WRITTEN REQUEST: Give the number of lines containing "chain" in this listing, with no other words.

RECORDS FOR THIS EXERCISE:

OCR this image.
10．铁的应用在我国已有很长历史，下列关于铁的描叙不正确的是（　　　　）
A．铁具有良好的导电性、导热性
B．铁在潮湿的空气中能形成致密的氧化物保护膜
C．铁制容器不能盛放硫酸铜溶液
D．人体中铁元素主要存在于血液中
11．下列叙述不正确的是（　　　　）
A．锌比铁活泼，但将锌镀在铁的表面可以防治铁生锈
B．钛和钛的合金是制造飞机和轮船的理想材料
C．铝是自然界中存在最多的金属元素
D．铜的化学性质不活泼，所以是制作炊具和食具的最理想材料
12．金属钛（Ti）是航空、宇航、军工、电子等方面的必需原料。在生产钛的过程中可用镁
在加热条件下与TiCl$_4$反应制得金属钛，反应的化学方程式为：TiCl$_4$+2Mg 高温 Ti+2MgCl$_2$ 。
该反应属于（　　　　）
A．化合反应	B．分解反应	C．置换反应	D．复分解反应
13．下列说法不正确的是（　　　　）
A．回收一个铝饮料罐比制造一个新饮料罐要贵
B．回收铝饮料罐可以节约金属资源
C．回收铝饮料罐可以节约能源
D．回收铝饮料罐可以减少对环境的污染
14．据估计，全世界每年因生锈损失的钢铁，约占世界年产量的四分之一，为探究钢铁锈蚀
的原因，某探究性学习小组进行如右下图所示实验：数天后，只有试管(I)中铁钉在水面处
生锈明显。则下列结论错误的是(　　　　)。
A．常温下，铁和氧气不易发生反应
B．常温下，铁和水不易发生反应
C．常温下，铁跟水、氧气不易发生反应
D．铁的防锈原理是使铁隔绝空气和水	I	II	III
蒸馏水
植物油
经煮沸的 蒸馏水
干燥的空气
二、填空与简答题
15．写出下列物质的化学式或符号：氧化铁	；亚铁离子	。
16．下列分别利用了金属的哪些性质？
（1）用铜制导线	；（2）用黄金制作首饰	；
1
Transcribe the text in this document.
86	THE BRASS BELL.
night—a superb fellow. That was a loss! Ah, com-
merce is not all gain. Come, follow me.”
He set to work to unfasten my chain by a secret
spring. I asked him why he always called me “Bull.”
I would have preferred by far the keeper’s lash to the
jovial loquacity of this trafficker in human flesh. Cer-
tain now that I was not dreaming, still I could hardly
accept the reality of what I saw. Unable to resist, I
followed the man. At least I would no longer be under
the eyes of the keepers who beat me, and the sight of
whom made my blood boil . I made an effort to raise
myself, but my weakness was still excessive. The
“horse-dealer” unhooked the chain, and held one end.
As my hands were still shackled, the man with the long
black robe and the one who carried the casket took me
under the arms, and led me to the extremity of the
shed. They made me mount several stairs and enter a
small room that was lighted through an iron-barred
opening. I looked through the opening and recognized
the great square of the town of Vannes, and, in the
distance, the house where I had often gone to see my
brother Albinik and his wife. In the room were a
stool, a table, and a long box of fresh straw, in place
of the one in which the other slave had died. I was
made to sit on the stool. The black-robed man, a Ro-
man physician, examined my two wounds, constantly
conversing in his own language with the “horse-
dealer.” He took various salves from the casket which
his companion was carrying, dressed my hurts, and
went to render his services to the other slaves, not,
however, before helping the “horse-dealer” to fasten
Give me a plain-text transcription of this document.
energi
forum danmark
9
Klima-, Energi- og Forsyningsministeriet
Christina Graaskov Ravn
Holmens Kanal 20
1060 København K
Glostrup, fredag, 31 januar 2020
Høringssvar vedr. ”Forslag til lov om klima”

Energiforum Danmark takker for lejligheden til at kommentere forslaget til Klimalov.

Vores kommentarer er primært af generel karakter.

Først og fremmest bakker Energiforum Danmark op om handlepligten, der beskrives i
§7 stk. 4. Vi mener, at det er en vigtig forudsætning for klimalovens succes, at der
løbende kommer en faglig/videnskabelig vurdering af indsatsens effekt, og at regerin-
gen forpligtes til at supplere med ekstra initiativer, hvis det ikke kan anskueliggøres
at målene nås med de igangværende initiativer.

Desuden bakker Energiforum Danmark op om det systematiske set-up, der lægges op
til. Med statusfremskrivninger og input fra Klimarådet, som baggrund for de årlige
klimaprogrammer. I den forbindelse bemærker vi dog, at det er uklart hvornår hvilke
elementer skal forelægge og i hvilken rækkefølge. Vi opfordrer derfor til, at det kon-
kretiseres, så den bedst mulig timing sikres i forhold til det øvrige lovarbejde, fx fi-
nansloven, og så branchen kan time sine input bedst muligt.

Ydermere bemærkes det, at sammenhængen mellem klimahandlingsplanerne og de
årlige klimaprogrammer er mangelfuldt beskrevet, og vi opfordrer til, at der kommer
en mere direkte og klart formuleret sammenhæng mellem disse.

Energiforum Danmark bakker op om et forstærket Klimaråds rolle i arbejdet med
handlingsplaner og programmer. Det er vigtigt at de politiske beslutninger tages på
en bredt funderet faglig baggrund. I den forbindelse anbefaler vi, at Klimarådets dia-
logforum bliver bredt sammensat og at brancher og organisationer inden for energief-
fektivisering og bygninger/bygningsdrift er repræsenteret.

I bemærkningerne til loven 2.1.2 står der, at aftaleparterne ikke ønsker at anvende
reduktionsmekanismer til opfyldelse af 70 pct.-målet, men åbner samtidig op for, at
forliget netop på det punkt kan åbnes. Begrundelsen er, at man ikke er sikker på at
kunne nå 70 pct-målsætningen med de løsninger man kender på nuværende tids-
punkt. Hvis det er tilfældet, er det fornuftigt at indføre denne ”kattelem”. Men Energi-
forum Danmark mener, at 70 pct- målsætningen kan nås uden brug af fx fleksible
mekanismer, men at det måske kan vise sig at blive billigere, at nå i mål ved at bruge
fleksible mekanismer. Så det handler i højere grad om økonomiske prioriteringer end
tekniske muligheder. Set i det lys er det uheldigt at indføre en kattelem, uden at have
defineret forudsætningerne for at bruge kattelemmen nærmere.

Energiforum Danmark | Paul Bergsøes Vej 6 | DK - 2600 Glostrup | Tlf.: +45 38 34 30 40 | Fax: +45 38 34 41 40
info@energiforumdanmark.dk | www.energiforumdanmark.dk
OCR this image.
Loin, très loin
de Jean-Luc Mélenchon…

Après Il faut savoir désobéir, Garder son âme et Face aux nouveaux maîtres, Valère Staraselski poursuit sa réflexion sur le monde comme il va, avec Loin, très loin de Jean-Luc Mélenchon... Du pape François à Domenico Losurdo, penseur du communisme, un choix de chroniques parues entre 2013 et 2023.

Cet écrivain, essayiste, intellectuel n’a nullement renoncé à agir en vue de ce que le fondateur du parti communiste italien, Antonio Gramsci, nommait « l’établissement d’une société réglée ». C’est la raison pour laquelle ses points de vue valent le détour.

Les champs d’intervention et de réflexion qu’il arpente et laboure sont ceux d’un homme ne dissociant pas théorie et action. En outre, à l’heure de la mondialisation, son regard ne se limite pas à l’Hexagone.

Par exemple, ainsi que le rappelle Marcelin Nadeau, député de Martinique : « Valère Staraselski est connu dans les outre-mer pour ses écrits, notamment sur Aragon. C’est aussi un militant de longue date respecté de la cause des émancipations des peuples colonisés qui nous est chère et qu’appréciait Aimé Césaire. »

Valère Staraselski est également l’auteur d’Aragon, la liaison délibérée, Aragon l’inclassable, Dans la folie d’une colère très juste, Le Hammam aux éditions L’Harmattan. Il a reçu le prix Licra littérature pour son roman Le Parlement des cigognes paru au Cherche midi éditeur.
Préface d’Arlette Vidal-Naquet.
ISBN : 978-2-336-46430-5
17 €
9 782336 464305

EXPECTED ANSWER: 2